State the number of lines that contain the word "marcha", and add nothing else.

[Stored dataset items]
────────

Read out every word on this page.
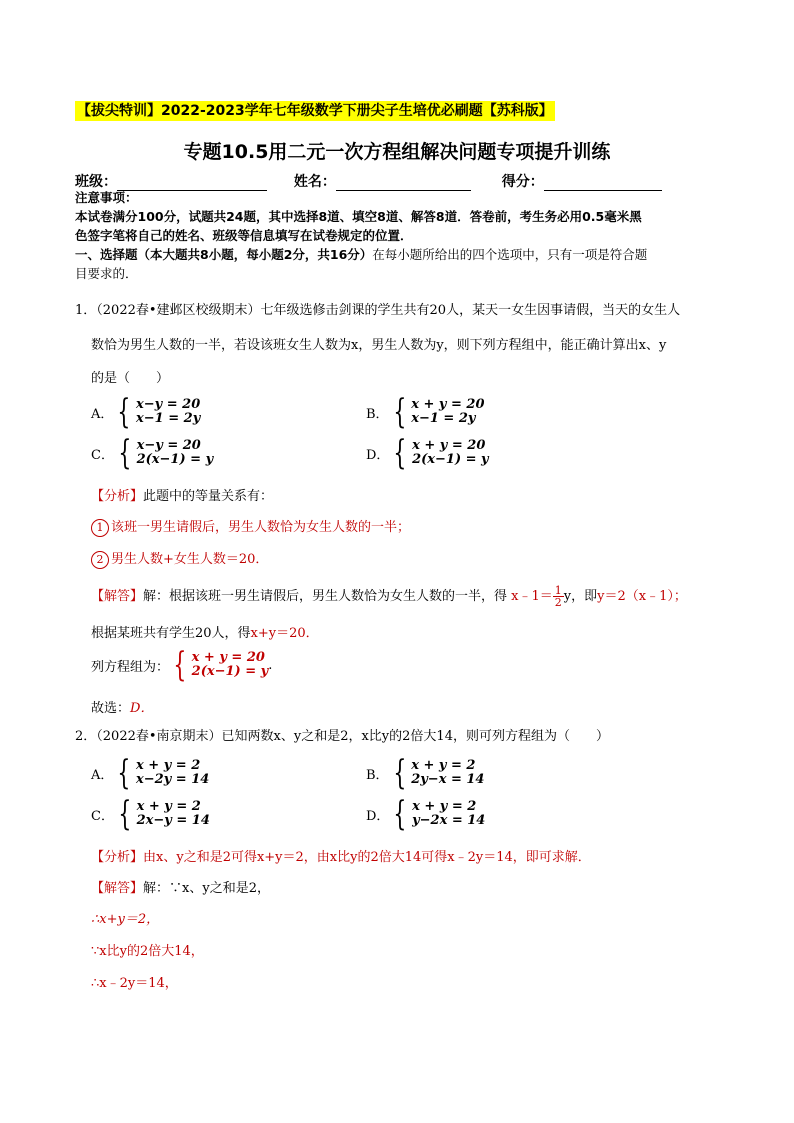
【拔尖特训】2022-2023学年七年级数学下册尖子生培优必刷题【苏科版】
专题10.5用二元一次方程组解决问题专项提升训练
班级：	姓名：	得分：
注意事项：
本试卷满分100分，试题共24题，其中选择8道、填空8道、解答8道．答卷前，考生务必用0.5毫米黑
色签字笔将自己的姓名、班级等信息填写在试卷规定的位置．
一、选择题（本大题共8小题，每小题2分，共16分）在每小题所给出的四个选项中，只有一项是符合题
目要求的．
1．（2022春•建邺区校级期末）七年级选修击剑课的学生共有20人，某天一女生因事请假，当天的女生人
数恰为男生人数的一半，若设该班女生人数为x，男生人数为y，则下列方程组中，能正确计算出x、y
的是（　　）
A． { x−y = 20
x−1 = 2y	B． { x + y = 20
x−1 = 2y
C． { x−y = 20
2(x−1) = y	D． { x + y = 20
2(x−1) = y
【分析】此题中的等量关系有：
1 该班一男生请假后，男生人数恰为女生人数的一半；
2 男生人数+女生人数＝20．
【解答】解：根据该班一男生请假后，男生人数恰为女生人数的一半，得 x﹣1＝ $\frac{1}{2}$ y，即y＝2（x﹣1）；
根据某班共有学生20人，得x+y＝20．
列方程组为： { x + y = 20
2(x−1) = y .
故选：D．
2．（2022春•南京期末）已知两数x、y之和是2，x比y的2倍大14，则可列方程组为（　　）
A． { x + y = 2
x−2y = 14	B． { x + y = 2
2y−x = 14
C． { x + y = 2
2x−y = 14	D． { x + y = 2
y−2x = 14
【分析】由x、y之和是2可得x+y＝2，由x比y的2倍大14可得x﹣2y＝14，即可求解．
【解答】解：∵x、y之和是2，
∴x+y＝2，
∵x比y的2倍大14，
∴x﹣2y＝14，
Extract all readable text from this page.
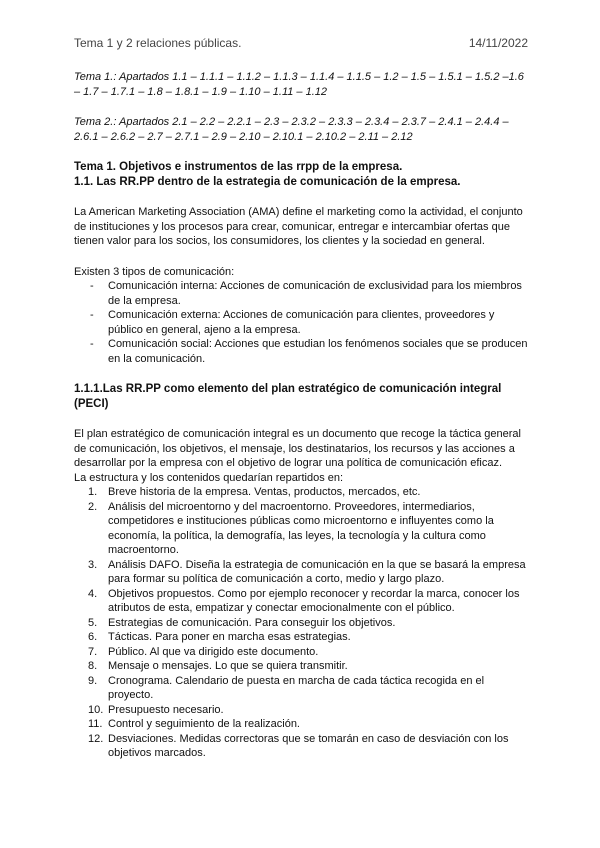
Tema 1 y 2 relaciones públicas.	14/11/2022

Tema 1.: Apartados 1.1 – 1.1.1 – 1.1.2 – 1.1.3 – 1.1.4 – 1.1.5 – 1.2 – 1.5 – 1.5.1 – 1.5.2 –1.6 – 1.7 – 1.7.1 – 1.8 – 1.8.1 – 1.9 – 1.10 – 1.11 – 1.12

Tema 2.: Apartados 2.1 – 2.2 – 2.2.1 – 2.3 – 2.3.2 – 2.3.3 – 2.3.4 – 2.3.7 – 2.4.1 – 2.4.4 – 2.6.1 – 2.6.2 – 2.7 – 2.7.1 – 2.9 – 2.10 – 2.10.1 – 2.10.2 – 2.11 – 2.12

Tema 1. Objetivos e instrumentos de las rrpp de la empresa.

1.1. Las RR.PP dentro de la estrategia de comunicación de la empresa.

La American Marketing Association (AMA) define el marketing como la actividad, el conjunto de instituciones y los procesos para crear, comunicar, entregar e intercambiar ofertas que tienen valor para los socios, los consumidores, los clientes y la sociedad en general.

Existen 3 tipos de comunicación:

- Comunicación interna: Acciones de comunicación de exclusividad para los miembros de la empresa.
- Comunicación externa: Acciones de comunicación para clientes, proveedores y público en general, ajeno a la empresa.
- Comunicación social: Acciones que estudian los fenómenos sociales que se producen en la comunicación.

1.1.1.Las RR.PP como elemento del plan estratégico de comunicación integral (PECI)

El plan estratégico de comunicación integral es un documento que recoge la táctica general de comunicación, los objetivos, el mensaje, los destinatarios, los recursos y las acciones a desarrollar por la empresa con el objetivo de lograr una política de comunicación eficaz.

La estructura y los contenidos quedarían repartidos en:

1. Breve historia de la empresa. Ventas, productos, mercados, etc.
2. Análisis del microentorno y del macroentorno. Proveedores, intermediarios, competidores e instituciones públicas como microentorno e influyentes como la economía, la política, la demografía, las leyes, la tecnología y la cultura como macroentorno.
3. Análisis DAFO. Diseña la estrategia de comunicación en la que se basará la empresa para formar su política de comunicación a corto, medio y largo plazo.
4. Objetivos propuestos. Como por ejemplo reconocer y recordar la marca, conocer los atributos de esta, empatizar y conectar emocionalmente con el público.
5. Estrategias de comunicación. Para conseguir los objetivos.
6. Tácticas. Para poner en marcha esas estrategias.
7. Público. Al que va dirigido este documento.
8. Mensaje o mensajes. Lo que se quiera transmitir.
9. Cronograma. Calendario de puesta en marcha de cada táctica recogida en el proyecto.
10. Presupuesto necesario.
11. Control y seguimiento de la realización.
12. Desviaciones. Medidas correctoras que se tomarán en caso de desviación con los objetivos marcados.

────────

> _Finished answer_: 2